### Problem to work on
Copy out every line from the one containing "word: java <box>267 302 306 323</box>" down to the one containing "word: property name", both of those included, exactly as they appear.

(Data extracted from a collection)
|---|
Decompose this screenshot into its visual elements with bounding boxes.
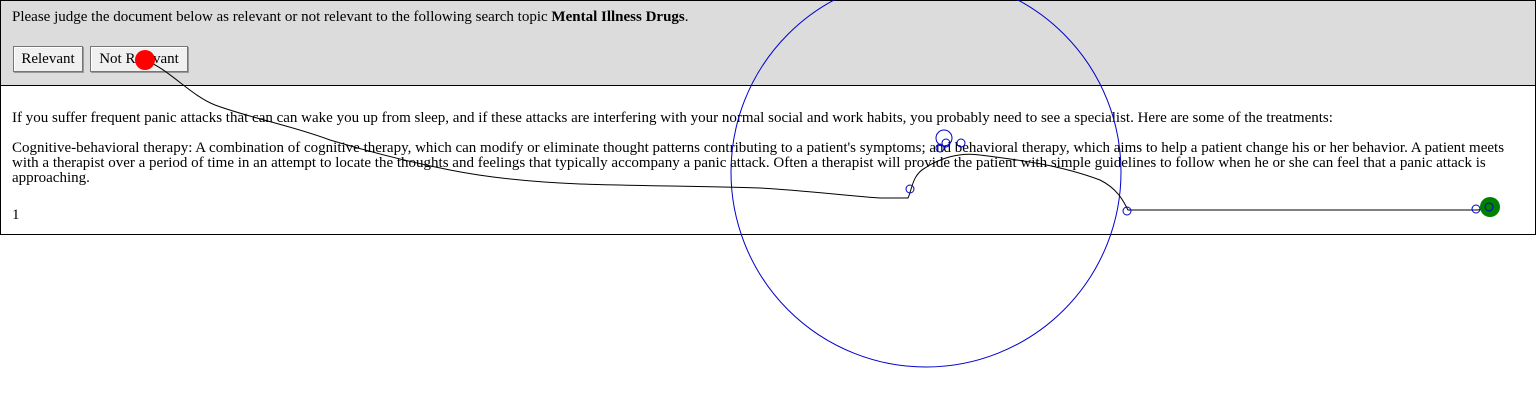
judgment-panel: Please judge the document below as relev… [0,0,1536,86]
instruction-text: Please judge the document below as relev… [12,9,552,25]
search-topic: Mental Illness Drugs [551,9,685,25]
not-relevant-button[interactable]: Not Relevant [90,46,188,72]
document-paragraph: Cognitive-behavioral therapy: A combinat… [12,140,1505,186]
document-body: If you suffer frequent panic attacks tha… [12,111,1527,201]
relevant-button[interactable]: Relevant [13,46,83,72]
judgment-instruction: Please judge the document below as relev… [12,9,689,26]
document-paragraph: If you suffer frequent panic attacks tha… [12,110,1333,126]
page-number: 1 [12,207,20,223]
instruction-end: . [684,9,689,25]
document-panel: If you suffer frequent panic attacks tha… [0,85,1536,235]
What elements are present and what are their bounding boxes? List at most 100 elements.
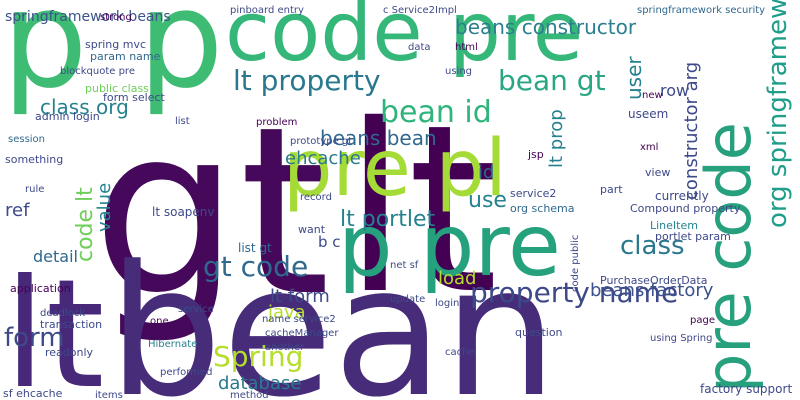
word: java <box>267 302 306 323</box>
word: gt code <box>203 250 308 283</box>
word: constructor arg <box>681 62 702 200</box>
word: beans constructor <box>455 15 637 39</box>
word: database <box>218 373 301 394</box>
word: cacheManager <box>265 328 339 339</box>
word: lt <box>4 248 105 400</box>
word: strong <box>100 12 132 23</box>
word: session <box>8 134 45 145</box>
word: LineItem <box>650 219 698 232</box>
word: html <box>455 42 478 53</box>
word: another <box>265 342 305 353</box>
word: bean gt <box>498 64 606 97</box>
word: application <box>10 282 71 295</box>
word: lt form <box>270 286 330 307</box>
word: view <box>645 166 670 179</box>
word: page <box>690 315 715 326</box>
word: one <box>150 316 169 327</box>
word: prototype gt <box>290 136 352 147</box>
word: row <box>660 81 689 100</box>
word: question <box>515 326 563 339</box>
word: cache <box>445 347 475 358</box>
word: code pre <box>225 0 583 80</box>
word: org schema <box>510 202 575 215</box>
word: readonly <box>45 346 94 359</box>
word: deadlock <box>40 308 85 319</box>
word: portlet param <box>655 230 731 243</box>
word: net sf <box>390 260 419 271</box>
word: useem <box>628 107 668 121</box>
word: class org <box>40 95 129 119</box>
word: want <box>298 223 326 236</box>
word: lt property <box>233 64 381 97</box>
word: sf ehcache <box>3 387 63 400</box>
word: org springframework <box>763 0 793 228</box>
word: springframework security <box>637 5 765 16</box>
word: beans bean <box>320 126 437 150</box>
word: gt <box>92 77 330 347</box>
word: p pre <box>338 196 561 296</box>
word: ref <box>5 200 30 221</box>
word: pre pl <box>283 124 507 214</box>
word: b c <box>318 233 341 251</box>
word: code public <box>570 235 581 292</box>
word: Spring <box>213 340 303 373</box>
word: public class <box>85 82 149 95</box>
word: service2 <box>510 187 556 200</box>
word: load <box>438 268 476 289</box>
word: part <box>600 183 623 196</box>
word: PurchaseOrderData <box>600 274 707 287</box>
word: p <box>138 0 224 118</box>
word: p <box>2 0 88 118</box>
word: record <box>300 192 332 203</box>
word: class <box>620 231 685 261</box>
word: rule <box>25 184 44 195</box>
word: property name <box>470 276 678 309</box>
word: lt prop <box>546 109 567 168</box>
word: name service2 <box>262 314 336 325</box>
word: bean id <box>380 95 492 130</box>
word: param name <box>90 50 161 63</box>
word: form <box>4 323 65 353</box>
word: transaction <box>40 318 102 331</box>
word: problem <box>256 117 297 128</box>
word: springframework beans <box>5 9 171 25</box>
word: list <box>175 116 190 127</box>
word: spring mvc <box>85 38 146 51</box>
word: update <box>390 294 425 305</box>
word: c Service2Impl <box>383 5 457 16</box>
word: lt portlet <box>340 207 435 232</box>
word: jsp <box>527 148 544 161</box>
word: currently <box>655 189 709 203</box>
word: new <box>642 90 663 101</box>
word: form select <box>103 91 166 104</box>
word: factory support <box>700 382 792 396</box>
word: user <box>622 56 646 100</box>
word: using Spring <box>650 333 712 344</box>
word: data <box>408 42 431 53</box>
word: method <box>230 390 269 400</box>
word: lt soapenv <box>152 205 215 219</box>
word: service <box>178 304 214 315</box>
word: list gt <box>238 241 272 255</box>
word: use <box>468 188 507 213</box>
word: Compound property <box>630 202 741 215</box>
word: detail <box>33 247 78 266</box>
word: admin login <box>35 110 100 123</box>
word: pre code <box>692 122 765 393</box>
word: using <box>445 66 472 77</box>
word: beans factory <box>590 280 714 301</box>
word: performed <box>160 367 212 378</box>
word: bean <box>108 228 557 400</box>
word: login <box>435 298 459 309</box>
word: xml <box>640 142 658 153</box>
word: something <box>5 153 63 166</box>
word: pinboard entry <box>230 5 304 16</box>
word: lt <box>343 75 498 345</box>
word: ehcache <box>285 148 361 169</box>
word: items <box>95 390 123 400</box>
word: code lt <box>73 187 98 262</box>
word: id <box>478 162 494 183</box>
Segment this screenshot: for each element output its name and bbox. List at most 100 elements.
|---|
### Exercise output
word: java <box>267 302 306 323</box>
word: gt code <box>203 250 308 283</box>
word: constructor arg <box>681 62 702 200</box>
word: beans constructor <box>455 15 637 39</box>
word: database <box>218 373 301 394</box>
word: cacheManager <box>265 328 339 339</box>
word: lt <box>4 248 105 400</box>
word: strong <box>100 12 132 23</box>
word: session <box>8 134 45 145</box>
word: LineItem <box>650 219 698 232</box>
word: html <box>455 42 478 53</box>
word: another <box>265 342 305 353</box>
word: bean gt <box>498 64 606 97</box>
word: application <box>10 282 71 295</box>
word: lt form <box>270 286 330 307</box>
word: view <box>645 166 670 179</box>
word: page <box>690 315 715 326</box>
word: one <box>150 316 169 327</box>
word: prototype gt <box>290 136 352 147</box>
word: row <box>660 81 689 100</box>
word: question <box>515 326 563 339</box>
word: cache <box>445 347 475 358</box>
word: code pre <box>225 0 583 80</box>
word: org schema <box>510 202 575 215</box>
word: readonly <box>45 346 94 359</box>
word: deadlock <box>40 308 85 319</box>
word: portlet param <box>655 230 731 243</box>
word: net sf <box>390 260 419 271</box>
word: useem <box>628 107 668 121</box>
word: class org <box>40 95 129 119</box>
word: want <box>298 223 326 236</box>
word: lt property <box>233 64 381 97</box>
word: sf ehcache <box>3 387 63 400</box>
word: org springframework <box>763 0 793 228</box>
word: springframework security <box>637 5 765 16</box>
word: beans bean <box>320 126 437 150</box>
word: gt <box>92 77 330 347</box>
word: p pre <box>338 196 561 296</box>
word: ref <box>5 200 30 221</box>
word: pre pl <box>283 124 507 214</box>
word: b c <box>318 233 341 251</box>
word: code public <box>570 235 581 292</box>
word: Spring <box>213 340 303 373</box>
word: public class <box>85 82 149 95</box>
word: service2 <box>510 187 556 200</box>
word: load <box>438 268 476 289</box>
word: part <box>600 183 623 196</box>
word: PurchaseOrderData <box>600 274 707 287</box>
word: p <box>138 0 224 118</box>
word: p <box>2 0 88 118</box>
word: record <box>300 192 332 203</box>
word: class <box>620 231 685 261</box>
word: rule <box>25 184 44 195</box>
word: property name <box>470 276 678 309</box>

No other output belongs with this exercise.